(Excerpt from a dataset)
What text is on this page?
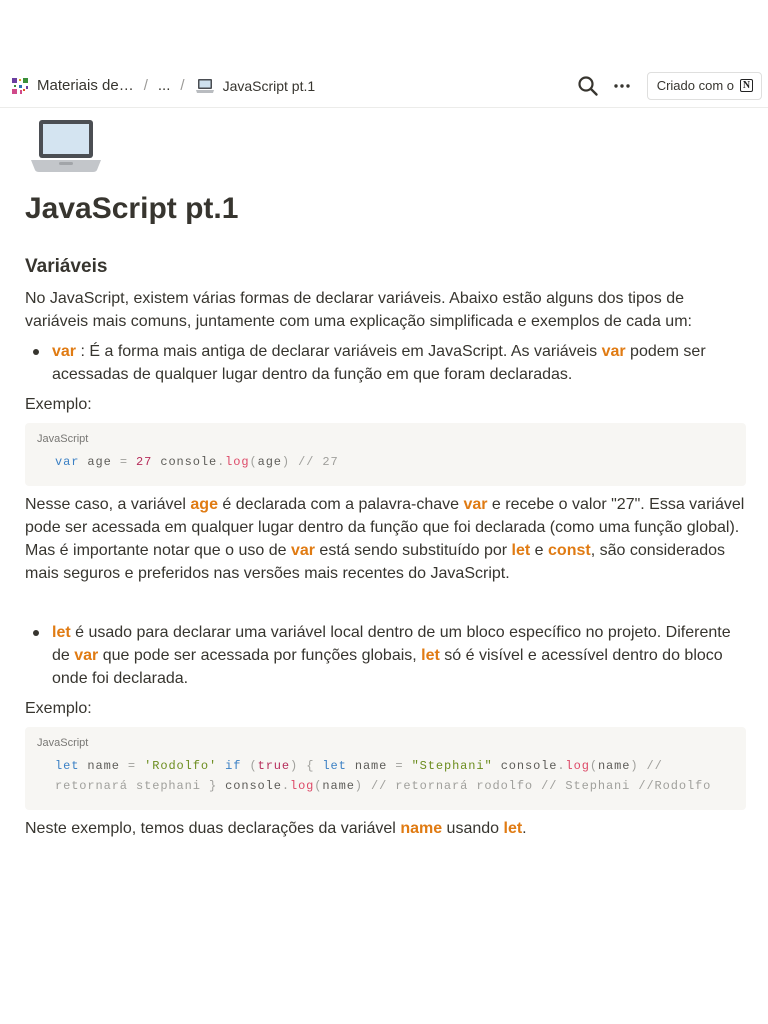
Materiais de… / ... /	JavaScript pt.1	Criado com o N
JavaScript pt.1
Variáveis

No JavaScript, existem várias formas de declarar variáveis. Abaixo estão alguns dos tipos de variáveis mais comuns, juntamente com uma explicação simplificada e exemplos de cada um:

var : É a forma mais antiga de declarar variáveis em JavaScript. As variáveis var podem ser acessadas de qualquer lugar dentro da função em que foram declaradas.

Exemplo:

JavaScript
var age = 27 console.log(age) // 27

Nesse caso, a variável age é declarada com a palavra-chave var e recebe o valor "27". Essa variável pode ser acessada em qualquer lugar dentro da função que foi declarada (como uma função global). Mas é importante notar que o uso de var está sendo substituído por let e const, são considerados mais seguros e preferidos nas versões mais recentes do JavaScript.

let é usado para declarar uma variável local dentro de um bloco específico no projeto. Diferente de var que pode ser acessada por funções globais, let só é visível e acessível dentro do bloco onde foi declarada.

Exemplo:

JavaScript
let name = 'Rodolfo' if (true) { let name = "Stephani" console.log(name) // retornará stephani } console.log(name) // retornará rodolfo // Stephani //Rodolfo

Neste exemplo, temos duas declarações da variável name usando let.
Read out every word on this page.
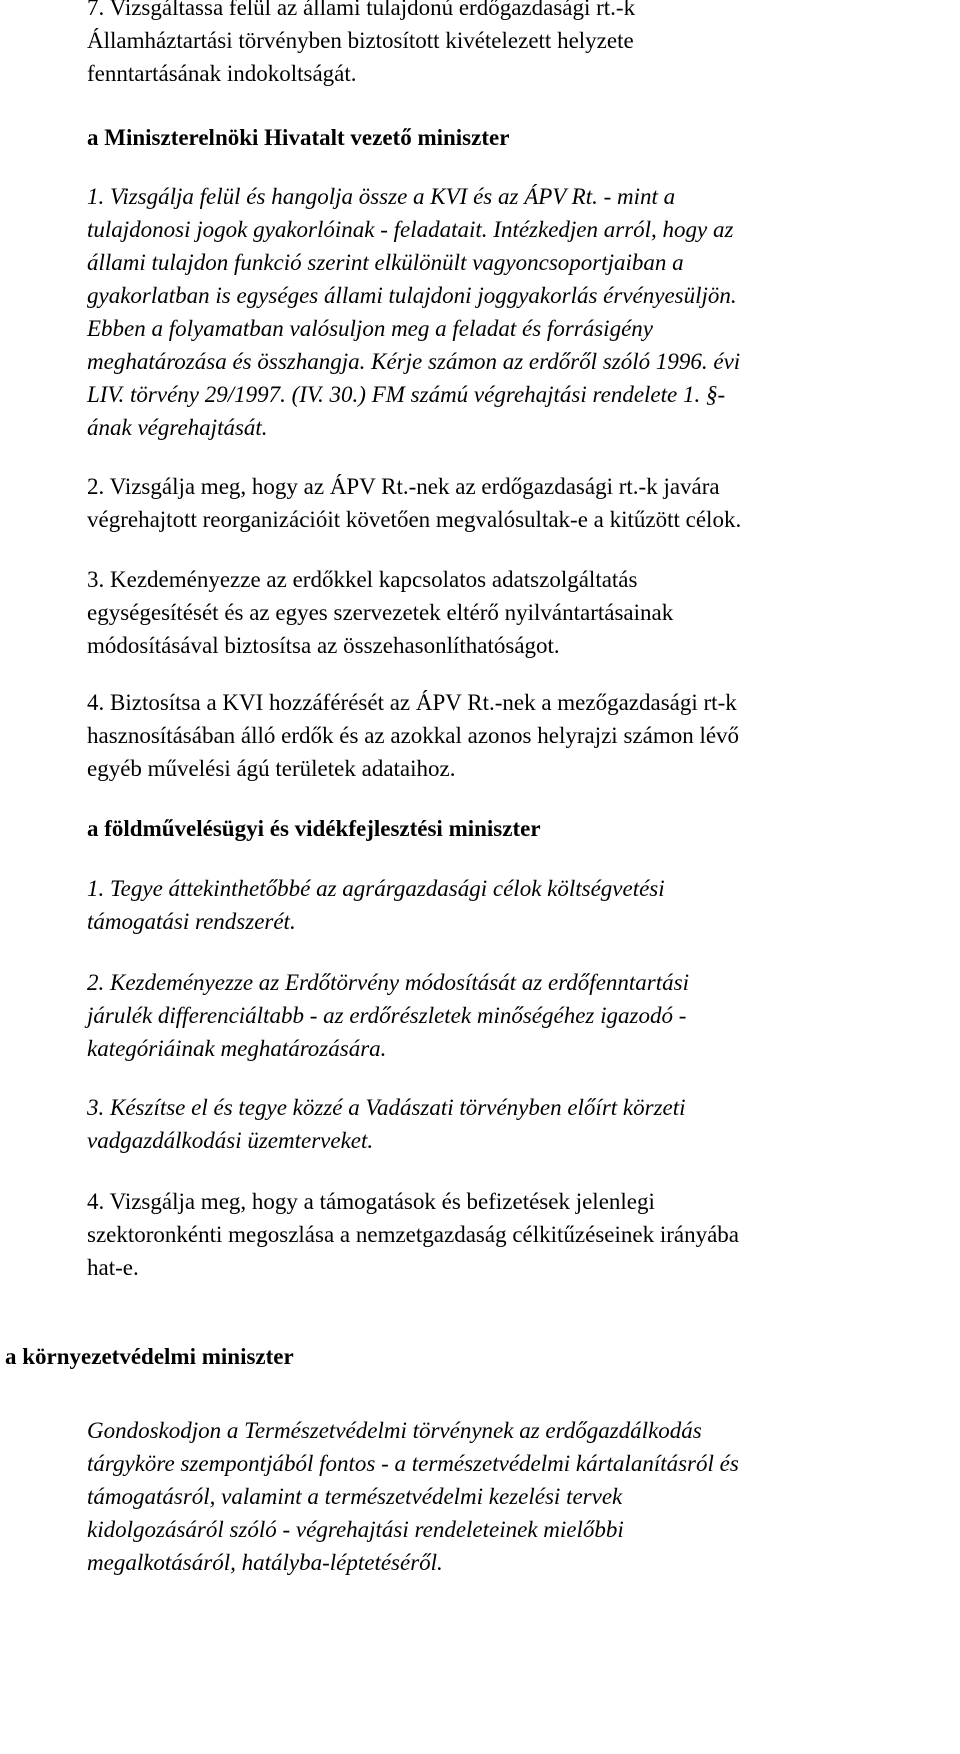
7. Vizsgáltassa felül az állami tulajdonú erdőgazdasági rt.-k
Államháztartási törvényben biztosított kivételezett helyzete
fenntartásának indokoltságát.

a Miniszterelnöki Hivatalt vezető miniszter

1. Vizsgálja felül és hangolja össze a KVI és az ÁPV Rt. - mint a
tulajdonosi jogok gyakorlóinak - feladatait. Intézkedjen arról, hogy az
állami tulajdon funkció szerint elkülönült vagyoncsoportjaiban a
gyakorlatban is egységes állami tulajdoni joggyakorlás érvényesüljön.
Ebben a folyamatban valósuljon meg a feladat és forrásigény
meghatározása és összhangja. Kérje számon az erdőről szóló 1996. évi
LIV. törvény 29/1997. (IV. 30.) FM számú végrehajtási rendelete 1. §-
ának végrehajtását.

2. Vizsgálja meg, hogy az ÁPV Rt.-nek az erdőgazdasági rt.-k javára
végrehajtott reorganizációit követően megvalósultak-e a kitűzött célok.

3. Kezdeményezze az erdőkkel kapcsolatos adatszolgáltatás
egységesítését és az egyes szervezetek eltérő nyilvántartásainak
módosításával biztosítsa az összehasonlíthatóságot.

4. Biztosítsa a KVI hozzáférését az ÁPV Rt.-nek a mezőgazdasági rt-k
hasznosításában álló erdők és az azokkal azonos helyrajzi számon lévő
egyéb művelési ágú területek adataihoz.

a földművelésügyi és vidékfejlesztési miniszter

1. Tegye áttekinthetőbbé az agrárgazdasági célok költségvetési
támogatási rendszerét.

2. Kezdeményezze az Erdőtörvény módosítását az erdőfenntartási
járulék differenciáltabb - az erdőrészletek minőségéhez igazodó -
kategóriáinak meghatározására.

3. Készítse el és tegye közzé a Vadászati törvényben előírt körzeti
vadgazdálkodási üzemterveket.

4. Vizsgálja meg, hogy a támogatások és befizetések jelenlegi
szektoronkénti megoszlása a nemzetgazdaság célkitűzéseinek irányába
hat-e.

a környezetvédelmi miniszter

Gondoskodjon a Természetvédelmi törvénynek az erdőgazdálkodás
tárgyköre szempontjából fontos - a természetvédelmi kártalanításról és
támogatásról, valamint a természetvédelmi kezelési tervek
kidolgozásáról szóló - végrehajtási rendeleteinek mielőbbi
megalkotásáról, hatályba-léptetéséről.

- [What this task involves] Print each of the records above exactly as written, leaving no picture in the copy.

- [Complete answer]
What text is on this page?
Materiais de… / ... /	JavaScript pt.1	Criado com o N
JavaScript pt.1
Variáveis

No JavaScript, existem várias formas de declarar variáveis. Abaixo estão alguns dos tipos de variáveis mais comuns, juntamente com uma explicação simplificada e exemplos de cada um:

var : É a forma mais antiga de declarar variáveis em JavaScript. As variáveis var podem ser acessadas de qualquer lugar dentro da função em que foram declaradas.

Exemplo:

JavaScript
var age = 27 console.log(age) // 27

Nesse caso, a variável age é declarada com a palavra-chave var e recebe o valor "27". Essa variável pode ser acessada em qualquer lugar dentro da função que foi declarada (como uma função global). Mas é importante notar que o uso de var está sendo substituído por let e const, são considerados mais seguros e preferidos nas versões mais recentes do JavaScript.

let é usado para declarar uma variável local dentro de um bloco específico no projeto. Diferente de var que pode ser acessada por funções globais, let só é visível e acessível dentro do bloco onde foi declarada.

Exemplo:

JavaScript
let name = 'Rodolfo' if (true) { let name = "Stephani" console.log(name) // retornará stephani } console.log(name) // retornará rodolfo // Stephani //Rodolfo

Neste exemplo, temos duas declarações da variável name usando let.
Read out every word on this page.
7. Vizsgáltassa felül az állami tulajdonú erdőgazdasági rt.-k
Államháztartási törvényben biztosított kivételezett helyzete
fenntartásának indokoltságát.

a Miniszterelnöki Hivatalt vezető miniszter

1. Vizsgálja felül és hangolja össze a KVI és az ÁPV Rt. - mint a
tulajdonosi jogok gyakorlóinak - feladatait. Intézkedjen arról, hogy az
állami tulajdon funkció szerint elkülönült vagyoncsoportjaiban a
gyakorlatban is egységes állami tulajdoni joggyakorlás érvényesüljön.
Ebben a folyamatban valósuljon meg a feladat és forrásigény
meghatározása és összhangja. Kérje számon az erdőről szóló 1996. évi
LIV. törvény 29/1997. (IV. 30.) FM számú végrehajtási rendelete 1. §-
ának végrehajtását.

2. Vizsgálja meg, hogy az ÁPV Rt.-nek az erdőgazdasági rt.-k javára
végrehajtott reorganizációit követően megvalósultak-e a kitűzött célok.

3. Kezdeményezze az erdőkkel kapcsolatos adatszolgáltatás
egységesítését és az egyes szervezetek eltérő nyilvántartásainak
módosításával biztosítsa az összehasonlíthatóságot.

4. Biztosítsa a KVI hozzáférését az ÁPV Rt.-nek a mezőgazdasági rt-k
hasznosításában álló erdők és az azokkal azonos helyrajzi számon lévő
egyéb művelési ágú területek adataihoz.

a földművelésügyi és vidékfejlesztési miniszter

1. Tegye áttekinthetőbbé az agrárgazdasági célok költségvetési
támogatási rendszerét.

2. Kezdeményezze az Erdőtörvény módosítását az erdőfenntartási
járulék differenciáltabb - az erdőrészletek minőségéhez igazodó -
kategóriáinak meghatározására.

3. Készítse el és tegye közzé a Vadászati törvényben előírt körzeti
vadgazdálkodási üzemterveket.

4. Vizsgálja meg, hogy a támogatások és befizetések jelenlegi
szektoronkénti megoszlása a nemzetgazdaság célkitűzéseinek irányába
hat-e.

a környezetvédelmi miniszter

Gondoskodjon a Természetvédelmi törvénynek az erdőgazdálkodás
tárgyköre szempontjából fontos - a természetvédelmi kártalanításról és
támogatásról, valamint a természetvédelmi kezelési tervek
kidolgozásáról szóló - végrehajtási rendeleteinek mielőbbi
megalkotásáról, hatályba-léptetéséről.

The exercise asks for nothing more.